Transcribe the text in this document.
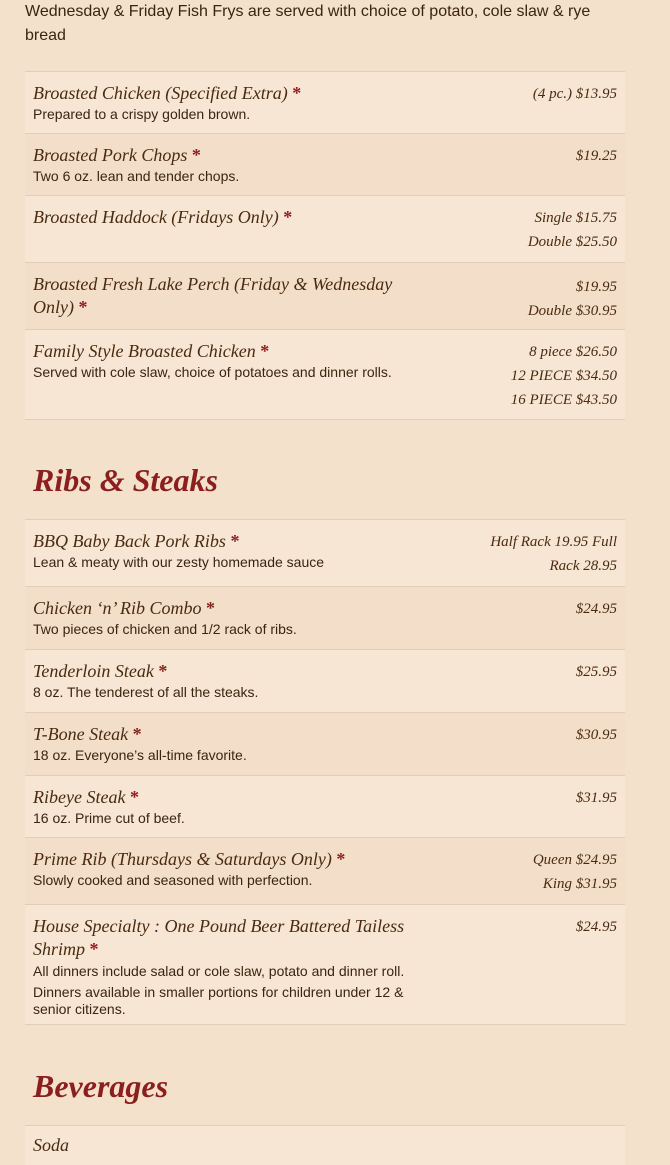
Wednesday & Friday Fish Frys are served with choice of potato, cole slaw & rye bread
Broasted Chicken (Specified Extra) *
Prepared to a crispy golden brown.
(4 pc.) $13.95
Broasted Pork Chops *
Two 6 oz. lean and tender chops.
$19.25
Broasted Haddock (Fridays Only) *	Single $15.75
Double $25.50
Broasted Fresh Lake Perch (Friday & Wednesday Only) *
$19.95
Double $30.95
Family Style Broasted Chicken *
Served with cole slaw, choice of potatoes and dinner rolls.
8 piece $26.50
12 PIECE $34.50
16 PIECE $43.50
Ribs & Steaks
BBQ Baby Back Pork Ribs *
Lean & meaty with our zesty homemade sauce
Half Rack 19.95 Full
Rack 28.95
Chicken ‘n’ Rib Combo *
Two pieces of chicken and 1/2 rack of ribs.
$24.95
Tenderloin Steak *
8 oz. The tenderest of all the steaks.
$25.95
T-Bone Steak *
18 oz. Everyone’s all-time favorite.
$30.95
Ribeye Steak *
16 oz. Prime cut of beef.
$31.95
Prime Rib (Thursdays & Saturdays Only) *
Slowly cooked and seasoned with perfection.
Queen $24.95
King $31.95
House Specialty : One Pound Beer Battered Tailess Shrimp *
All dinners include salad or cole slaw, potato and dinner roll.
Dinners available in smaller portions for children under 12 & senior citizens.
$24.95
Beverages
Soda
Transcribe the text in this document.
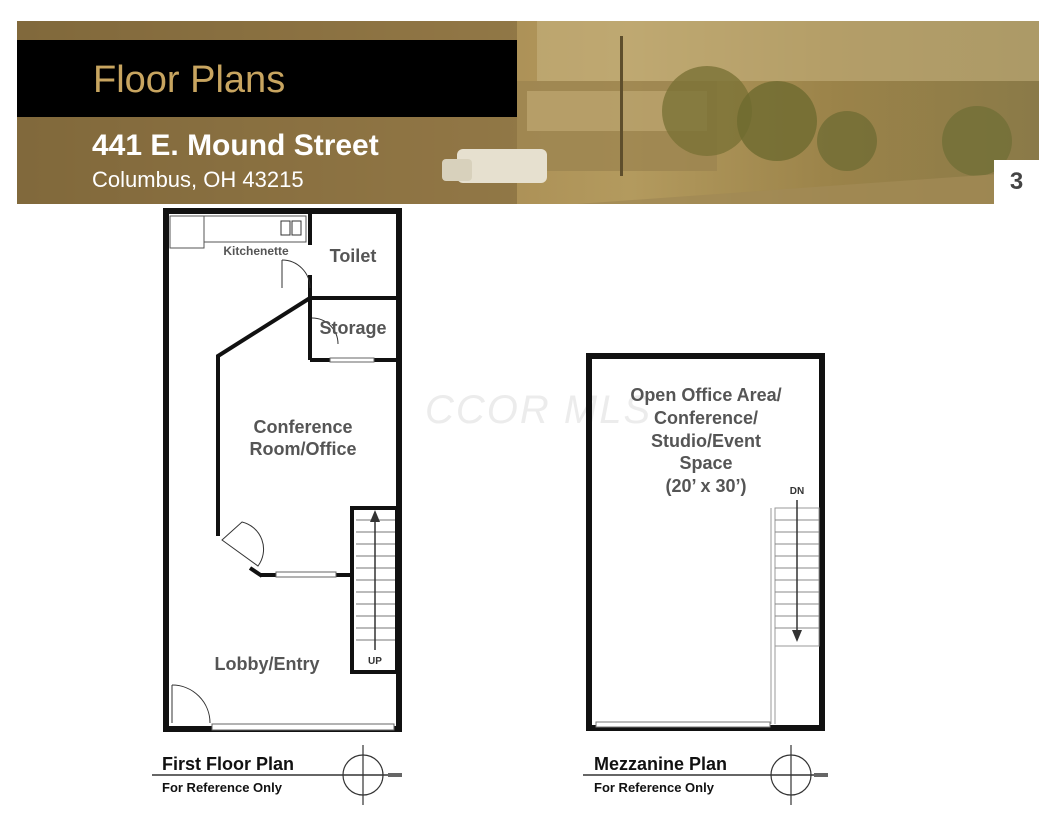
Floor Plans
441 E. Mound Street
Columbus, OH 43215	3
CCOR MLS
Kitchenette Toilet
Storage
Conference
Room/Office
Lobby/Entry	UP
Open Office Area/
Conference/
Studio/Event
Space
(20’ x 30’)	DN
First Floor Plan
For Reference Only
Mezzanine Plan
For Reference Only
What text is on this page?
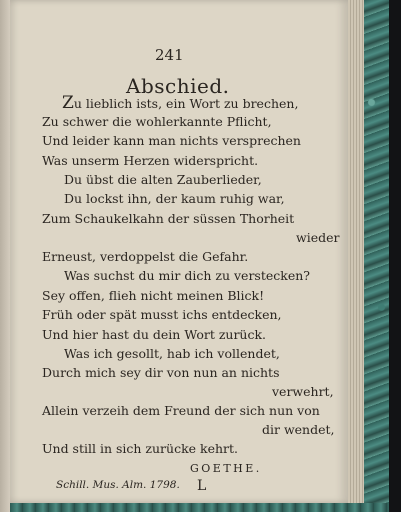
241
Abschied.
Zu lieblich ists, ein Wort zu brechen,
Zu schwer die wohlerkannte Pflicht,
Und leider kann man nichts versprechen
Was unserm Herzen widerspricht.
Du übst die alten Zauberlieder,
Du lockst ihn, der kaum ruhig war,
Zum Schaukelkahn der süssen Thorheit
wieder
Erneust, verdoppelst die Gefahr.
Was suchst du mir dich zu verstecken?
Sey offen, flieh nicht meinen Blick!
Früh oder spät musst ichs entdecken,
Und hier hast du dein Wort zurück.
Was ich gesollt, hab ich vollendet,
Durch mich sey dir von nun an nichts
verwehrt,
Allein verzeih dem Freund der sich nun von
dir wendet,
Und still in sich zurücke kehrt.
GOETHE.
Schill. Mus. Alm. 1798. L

The problem — Without the pictures, extract every entry verbatim.

Output for this task —
Transcribe the text in this document.
Wednesday & Friday Fish Frys are served with choice of potato, cole slaw & rye bread
Broasted Chicken (Specified Extra) *
Prepared to a crispy golden brown.
(4 pc.) $13.95
Broasted Pork Chops *
Two 6 oz. lean and tender chops.
$19.25
Broasted Haddock (Fridays Only) *	Single $15.75
Double $25.50
Broasted Fresh Lake Perch (Friday & Wednesday Only) *
$19.95
Double $30.95
Family Style Broasted Chicken *
Served with cole slaw, choice of potatoes and dinner rolls.
8 piece $26.50
12 PIECE $34.50
16 PIECE $43.50
Ribs & Steaks
BBQ Baby Back Pork Ribs *
Lean & meaty with our zesty homemade sauce
Half Rack 19.95 Full
Rack 28.95
Chicken ‘n’ Rib Combo *
Two pieces of chicken and 1/2 rack of ribs.
$24.95
Tenderloin Steak *
8 oz. The tenderest of all the steaks.
$25.95
T-Bone Steak *
18 oz. Everyone’s all-time favorite.
$30.95
Ribeye Steak *
16 oz. Prime cut of beef.
$31.95
Prime Rib (Thursdays & Saturdays Only) *
Slowly cooked and seasoned with perfection.
Queen $24.95
King $31.95
House Specialty : One Pound Beer Battered Tailess Shrimp *
All dinners include salad or cole slaw, potato and dinner roll.
Dinners available in smaller portions for children under 12 & senior citizens.
$24.95
Beverages
Soda
Transcribe the text in this document.
Floor Plans
441 E. Mound Street
Columbus, OH 43215	3
CCOR MLS
Kitchenette Toilet
Storage
Conference
Room/Office
Lobby/Entry	UP
Open Office Area/
Conference/
Studio/Event
Space
(20’ x 30’)	DN
First Floor Plan
For Reference Only
Mezzanine Plan
For Reference Only
What text is on this page?
241
Abschied.
Zu lieblich ists, ein Wort zu brechen,
Zu schwer die wohlerkannte Pflicht,
Und leider kann man nichts versprechen
Was unserm Herzen widerspricht.
Du übst die alten Zauberlieder,
Du lockst ihn, der kaum ruhig war,
Zum Schaukelkahn der süssen Thorheit
wieder
Erneust, verdoppelst die Gefahr.
Was suchst du mir dich zu verstecken?
Sey offen, flieh nicht meinen Blick!
Früh oder spät musst ichs entdecken,
Und hier hast du dein Wort zurück.
Was ich gesollt, hab ich vollendet,
Durch mich sey dir von nun an nichts
verwehrt,
Allein verzeih dem Freund der sich nun von
dir wendet,
Und still in sich zurücke kehrt.
GOETHE.
Schill. Mus. Alm. 1798. L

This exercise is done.